Exercise requirements
Would you retype all of these records exactly?
═════ Source data
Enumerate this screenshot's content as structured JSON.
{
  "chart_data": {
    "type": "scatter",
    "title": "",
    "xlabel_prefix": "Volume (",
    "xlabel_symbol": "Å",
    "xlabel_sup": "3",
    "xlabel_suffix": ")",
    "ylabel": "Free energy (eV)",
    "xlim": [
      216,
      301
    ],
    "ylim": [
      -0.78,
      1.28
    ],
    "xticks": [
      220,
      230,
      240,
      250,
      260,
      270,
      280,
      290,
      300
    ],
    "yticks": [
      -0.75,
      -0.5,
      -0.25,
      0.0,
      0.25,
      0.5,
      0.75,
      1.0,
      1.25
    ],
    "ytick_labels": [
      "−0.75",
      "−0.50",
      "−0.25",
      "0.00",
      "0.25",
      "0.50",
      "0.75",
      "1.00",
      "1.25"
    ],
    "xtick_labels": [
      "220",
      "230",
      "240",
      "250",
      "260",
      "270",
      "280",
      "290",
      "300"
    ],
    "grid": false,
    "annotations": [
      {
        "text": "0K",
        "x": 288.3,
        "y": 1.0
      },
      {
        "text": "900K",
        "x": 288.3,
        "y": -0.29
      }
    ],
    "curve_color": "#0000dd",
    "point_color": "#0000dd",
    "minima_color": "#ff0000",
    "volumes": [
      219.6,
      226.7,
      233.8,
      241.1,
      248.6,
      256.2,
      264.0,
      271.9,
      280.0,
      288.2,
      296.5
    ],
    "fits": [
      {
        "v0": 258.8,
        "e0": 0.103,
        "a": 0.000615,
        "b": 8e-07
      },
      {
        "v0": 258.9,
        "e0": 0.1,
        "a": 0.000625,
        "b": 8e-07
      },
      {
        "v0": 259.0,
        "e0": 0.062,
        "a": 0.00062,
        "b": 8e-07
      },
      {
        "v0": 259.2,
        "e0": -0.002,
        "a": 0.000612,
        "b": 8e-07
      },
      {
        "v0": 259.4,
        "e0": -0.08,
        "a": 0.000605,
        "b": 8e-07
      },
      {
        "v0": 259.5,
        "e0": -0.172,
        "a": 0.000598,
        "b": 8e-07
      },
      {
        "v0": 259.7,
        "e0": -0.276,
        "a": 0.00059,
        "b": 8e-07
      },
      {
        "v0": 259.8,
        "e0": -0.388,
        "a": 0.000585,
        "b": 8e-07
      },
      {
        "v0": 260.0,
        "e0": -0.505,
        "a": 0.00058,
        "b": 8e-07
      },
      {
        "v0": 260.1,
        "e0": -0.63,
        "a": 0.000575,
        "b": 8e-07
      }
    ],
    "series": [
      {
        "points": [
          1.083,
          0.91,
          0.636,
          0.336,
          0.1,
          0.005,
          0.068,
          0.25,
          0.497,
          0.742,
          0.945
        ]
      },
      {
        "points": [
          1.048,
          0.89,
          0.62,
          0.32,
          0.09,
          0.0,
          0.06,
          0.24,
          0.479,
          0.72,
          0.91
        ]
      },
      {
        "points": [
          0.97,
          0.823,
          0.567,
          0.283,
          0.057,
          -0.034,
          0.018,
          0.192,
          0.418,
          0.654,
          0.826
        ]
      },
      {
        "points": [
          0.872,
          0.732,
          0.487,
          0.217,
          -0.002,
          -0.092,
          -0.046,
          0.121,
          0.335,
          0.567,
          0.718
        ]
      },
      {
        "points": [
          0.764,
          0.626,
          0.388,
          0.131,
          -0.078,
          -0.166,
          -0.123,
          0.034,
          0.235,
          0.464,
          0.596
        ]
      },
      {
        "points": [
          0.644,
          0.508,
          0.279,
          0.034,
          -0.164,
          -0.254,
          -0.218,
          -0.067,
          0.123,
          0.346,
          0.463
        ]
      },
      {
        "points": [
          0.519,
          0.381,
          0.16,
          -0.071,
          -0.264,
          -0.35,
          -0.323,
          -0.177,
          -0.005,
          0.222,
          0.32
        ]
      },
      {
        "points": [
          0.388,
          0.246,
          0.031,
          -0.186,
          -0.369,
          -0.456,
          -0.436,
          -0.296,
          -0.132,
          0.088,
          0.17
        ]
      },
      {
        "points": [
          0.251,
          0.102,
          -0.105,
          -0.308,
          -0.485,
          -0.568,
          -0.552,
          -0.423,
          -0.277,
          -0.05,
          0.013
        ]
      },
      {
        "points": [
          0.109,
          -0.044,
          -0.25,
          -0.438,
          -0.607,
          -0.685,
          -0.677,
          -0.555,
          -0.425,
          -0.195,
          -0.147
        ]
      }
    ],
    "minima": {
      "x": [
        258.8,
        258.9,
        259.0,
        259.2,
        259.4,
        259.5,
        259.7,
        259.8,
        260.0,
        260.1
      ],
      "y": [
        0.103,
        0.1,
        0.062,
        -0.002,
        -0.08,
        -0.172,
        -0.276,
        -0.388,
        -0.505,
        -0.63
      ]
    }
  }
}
══════════
The reply
Enumerate this screenshot's content as structured JSON.
{
  "chart_data": {
    "type": "scatter",
    "title": "",
    "xlabel_prefix": "Volume (",
    "xlabel_symbol": "Å",
    "xlabel_sup": "3",
    "xlabel_suffix": ")",
    "ylabel": "Free energy (eV)",
    "xlim": [
      216,
      301
    ],
    "ylim": [
      -0.78,
      1.28
    ],
    "xticks": [
      220,
      230,
      240,
      250,
      260,
      270,
      280,
      290,
      300
    ],
    "yticks": [
      -0.75,
      -0.5,
      -0.25,
      0.0,
      0.25,
      0.5,
      0.75,
      1.0,
      1.25
    ],
    "ytick_labels": [
      "−0.75",
      "−0.50",
      "−0.25",
      "0.00",
      "0.25",
      "0.50",
      "0.75",
      "1.00",
      "1.25"
    ],
    "xtick_labels": [
      "220",
      "230",
      "240",
      "250",
      "260",
      "270",
      "280",
      "290",
      "300"
    ],
    "grid": false,
    "annotations": [
      {
        "text": "0K",
        "x": 288.3,
        "y": 1.0
      },
      {
        "text": "900K",
        "x": 288.3,
        "y": -0.29
      }
    ],
    "curve_color": "#0000dd",
    "point_color": "#0000dd",
    "minima_color": "#ff0000",
    "volumes": [
      219.6,
      226.7,
      233.8,
      241.1,
      248.6,
      256.2,
      264.0,
      271.9,
      280.0,
      288.2,
      296.5
    ],
    "fits": [
      {
        "v0": 258.8,
        "e0": 0.103,
        "a": 0.000615,
        "b": 8e-07
      },
      {
        "v0": 258.9,
        "e0": 0.1,
        "a": 0.000625,
        "b": 8e-07
      },
      {
        "v0": 259.0,
        "e0": 0.062,
        "a": 0.00062,
        "b": 8e-07
      },
      {
        "v0": 259.2,
        "e0": -0.002,
        "a": 0.000612,
        "b": 8e-07
      },
      {
        "v0": 259.4,
        "e0": -0.08,
        "a": 0.000605,
        "b": 8e-07
      },
      {
        "v0": 259.5,
        "e0": -0.172,
        "a": 0.000598,
        "b": 8e-07
      },
      {
        "v0": 259.7,
        "e0": -0.276,
        "a": 0.00059,
        "b": 8e-07
      },
      {
        "v0": 259.8,
        "e0": -0.388,
        "a": 0.000585,
        "b": 8e-07
      },
      {
        "v0": 260.0,
        "e0": -0.505,
        "a": 0.00058,
        "b": 8e-07
      },
      {
        "v0": 260.1,
        "e0": -0.63,
        "a": 0.000575,
        "b": 8e-07
      }
    ],
    "series": [
      {
        "points": [
          1.083,
          0.91,
          0.636,
          0.336,
          0.1,
          0.005,
          0.068,
          0.25,
          0.497,
          0.742,
          0.945
        ]
      },
      {
        "points": [
          1.048,
          0.89,
          0.62,
          0.32,
          0.09,
          0.0,
          0.06,
          0.24,
          0.479,
          0.72,
          0.91
        ]
      },
      {
        "points": [
          0.97,
          0.823,
          0.567,
          0.283,
          0.057,
          -0.034,
          0.018,
          0.192,
          0.418,
          0.654,
          0.826
        ]
      },
      {
        "points": [
          0.872,
          0.732,
          0.487,
          0.217,
          -0.002,
          -0.092,
          -0.046,
          0.121,
          0.335,
          0.567,
          0.718
        ]
      },
      {
        "points": [
          0.764,
          0.626,
          0.388,
          0.131,
          -0.078,
          -0.166,
          -0.123,
          0.034,
          0.235,
          0.464,
          0.596
        ]
      },
      {
        "points": [
          0.644,
          0.508,
          0.279,
          0.034,
          -0.164,
          -0.254,
          -0.218,
          -0.067,
          0.123,
          0.346,
          0.463
        ]
      },
      {
        "points": [
          0.519,
          0.381,
          0.16,
          -0.071,
          -0.264,
          -0.35,
          -0.323,
          -0.177,
          -0.005,
          0.222,
          0.32
        ]
      },
      {
        "points": [
          0.388,
          0.246,
          0.031,
          -0.186,
          -0.369,
          -0.456,
          -0.436,
          -0.296,
          -0.132,
          0.088,
          0.17
        ]
      },
      {
        "points": [
          0.251,
          0.102,
          -0.105,
          -0.308,
          -0.485,
          -0.568,
          -0.552,
          -0.423,
          -0.277,
          -0.05,
          0.013
        ]
      },
      {
        "points": [
          0.109,
          -0.044,
          -0.25,
          -0.438,
          -0.607,
          -0.685,
          -0.677,
          -0.555,
          -0.425,
          -0.195,
          -0.147
        ]
      }
    ],
    "minima": {
      "x": [
        258.8,
        258.9,
        259.0,
        259.2,
        259.4,
        259.5,
        259.7,
        259.8,
        260.0,
        260.1
      ],
      "y": [
        0.103,
        0.1,
        0.062,
        -0.002,
        -0.08,
        -0.172,
        -0.276,
        -0.388,
        -0.505,
        -0.63
      ]
    }
  }
}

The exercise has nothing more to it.